>> BEGIN
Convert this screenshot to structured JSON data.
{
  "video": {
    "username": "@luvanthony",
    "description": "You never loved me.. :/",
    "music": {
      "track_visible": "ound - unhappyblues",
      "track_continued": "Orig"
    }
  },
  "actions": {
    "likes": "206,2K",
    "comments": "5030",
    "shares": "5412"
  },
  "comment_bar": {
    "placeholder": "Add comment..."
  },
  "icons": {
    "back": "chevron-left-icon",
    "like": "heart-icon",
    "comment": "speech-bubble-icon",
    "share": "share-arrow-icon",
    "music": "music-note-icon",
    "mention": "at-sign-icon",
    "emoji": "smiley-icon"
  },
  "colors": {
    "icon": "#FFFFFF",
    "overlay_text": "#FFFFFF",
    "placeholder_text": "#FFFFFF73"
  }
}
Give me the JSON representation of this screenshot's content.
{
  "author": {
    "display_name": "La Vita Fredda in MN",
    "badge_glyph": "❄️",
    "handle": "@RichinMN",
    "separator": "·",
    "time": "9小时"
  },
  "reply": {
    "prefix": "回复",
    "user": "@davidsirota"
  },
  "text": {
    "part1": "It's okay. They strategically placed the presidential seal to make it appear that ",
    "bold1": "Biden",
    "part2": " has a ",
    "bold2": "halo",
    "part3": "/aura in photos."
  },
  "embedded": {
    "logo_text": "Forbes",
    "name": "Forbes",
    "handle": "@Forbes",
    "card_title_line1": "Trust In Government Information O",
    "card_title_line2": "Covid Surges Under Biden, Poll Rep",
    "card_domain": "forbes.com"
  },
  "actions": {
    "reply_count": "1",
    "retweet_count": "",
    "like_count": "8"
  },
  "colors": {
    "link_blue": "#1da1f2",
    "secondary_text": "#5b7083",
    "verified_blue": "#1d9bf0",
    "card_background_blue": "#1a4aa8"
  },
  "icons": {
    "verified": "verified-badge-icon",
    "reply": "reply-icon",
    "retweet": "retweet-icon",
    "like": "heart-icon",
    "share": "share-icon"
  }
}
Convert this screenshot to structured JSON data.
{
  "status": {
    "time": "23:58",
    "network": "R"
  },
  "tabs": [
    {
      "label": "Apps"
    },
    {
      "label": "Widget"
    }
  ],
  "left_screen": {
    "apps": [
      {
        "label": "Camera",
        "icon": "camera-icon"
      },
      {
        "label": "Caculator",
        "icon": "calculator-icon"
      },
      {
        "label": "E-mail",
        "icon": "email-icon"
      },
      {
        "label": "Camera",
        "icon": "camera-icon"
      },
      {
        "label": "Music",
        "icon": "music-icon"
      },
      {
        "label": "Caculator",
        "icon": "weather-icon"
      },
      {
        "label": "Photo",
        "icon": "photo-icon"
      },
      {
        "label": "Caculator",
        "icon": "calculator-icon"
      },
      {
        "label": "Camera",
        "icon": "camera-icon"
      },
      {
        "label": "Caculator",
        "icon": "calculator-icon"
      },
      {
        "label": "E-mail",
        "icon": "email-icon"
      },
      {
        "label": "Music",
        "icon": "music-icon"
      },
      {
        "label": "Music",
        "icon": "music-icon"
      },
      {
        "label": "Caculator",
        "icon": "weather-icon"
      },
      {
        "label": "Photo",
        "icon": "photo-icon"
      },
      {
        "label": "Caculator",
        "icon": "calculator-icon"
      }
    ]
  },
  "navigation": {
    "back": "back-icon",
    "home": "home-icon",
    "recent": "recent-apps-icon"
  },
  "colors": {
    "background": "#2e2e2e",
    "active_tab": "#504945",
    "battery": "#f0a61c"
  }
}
>> END
To be done: Reproduce the entries above in full by retyping them exactly.

Answer to this exercise:
Convert this screenshot to structured JSON data.
{
  "video": {
    "username": "@luvanthony",
    "description": "You never loved me.. :/",
    "music": {
      "track_visible": "ound - unhappyblues",
      "track_continued": "Orig"
    }
  },
  "actions": {
    "likes": "206,2K",
    "comments": "5030",
    "shares": "5412"
  },
  "comment_bar": {
    "placeholder": "Add comment..."
  },
  "icons": {
    "back": "chevron-left-icon",
    "like": "heart-icon",
    "comment": "speech-bubble-icon",
    "share": "share-arrow-icon",
    "music": "music-note-icon",
    "mention": "at-sign-icon",
    "emoji": "smiley-icon"
  },
  "colors": {
    "icon": "#FFFFFF",
    "overlay_text": "#FFFFFF",
    "placeholder_text": "#FFFFFF73"
  }
}
Give me the JSON representation of this screenshot's content.
{
  "author": {
    "display_name": "La Vita Fredda in MN",
    "badge_glyph": "❄️",
    "handle": "@RichinMN",
    "separator": "·",
    "time": "9小时"
  },
  "reply": {
    "prefix": "回复",
    "user": "@davidsirota"
  },
  "text": {
    "part1": "It's okay. They strategically placed the presidential seal to make it appear that ",
    "bold1": "Biden",
    "part2": " has a ",
    "bold2": "halo",
    "part3": "/aura in photos."
  },
  "embedded": {
    "logo_text": "Forbes",
    "name": "Forbes",
    "handle": "@Forbes",
    "card_title_line1": "Trust In Government Information O",
    "card_title_line2": "Covid Surges Under Biden, Poll Rep",
    "card_domain": "forbes.com"
  },
  "actions": {
    "reply_count": "1",
    "retweet_count": "",
    "like_count": "8"
  },
  "colors": {
    "link_blue": "#1da1f2",
    "secondary_text": "#5b7083",
    "verified_blue": "#1d9bf0",
    "card_background_blue": "#1a4aa8"
  },
  "icons": {
    "verified": "verified-badge-icon",
    "reply": "reply-icon",
    "retweet": "retweet-icon",
    "like": "heart-icon",
    "share": "share-icon"
  }
}
Convert this screenshot to structured JSON data.
{
  "status": {
    "time": "23:58",
    "network": "R"
  },
  "tabs": [
    {
      "label": "Apps"
    },
    {
      "label": "Widget"
    }
  ],
  "left_screen": {
    "apps": [
      {
        "label": "Camera",
        "icon": "camera-icon"
      },
      {
        "label": "Caculator",
        "icon": "calculator-icon"
      },
      {
        "label": "E-mail",
        "icon": "email-icon"
      },
      {
        "label": "Camera",
        "icon": "camera-icon"
      },
      {
        "label": "Music",
        "icon": "music-icon"
      },
      {
        "label": "Caculator",
        "icon": "weather-icon"
      },
      {
        "label": "Photo",
        "icon": "photo-icon"
      },
      {
        "label": "Caculator",
        "icon": "calculator-icon"
      },
      {
        "label": "Camera",
        "icon": "camera-icon"
      },
      {
        "label": "Caculator",
        "icon": "calculator-icon"
      },
      {
        "label": "E-mail",
        "icon": "email-icon"
      },
      {
        "label": "Music",
        "icon": "music-icon"
      },
      {
        "label": "Music",
        "icon": "music-icon"
      },
      {
        "label": "Caculator",
        "icon": "weather-icon"
      },
      {
        "label": "Photo",
        "icon": "photo-icon"
      },
      {
        "label": "Caculator",
        "icon": "calculator-icon"
      }
    ]
  },
  "navigation": {
    "back": "back-icon",
    "home": "home-icon",
    "recent": "recent-apps-icon"
  },
  "colors": {
    "background": "#2e2e2e",
    "active_tab": "#504945",
    "battery": "#f0a61c"
  }
}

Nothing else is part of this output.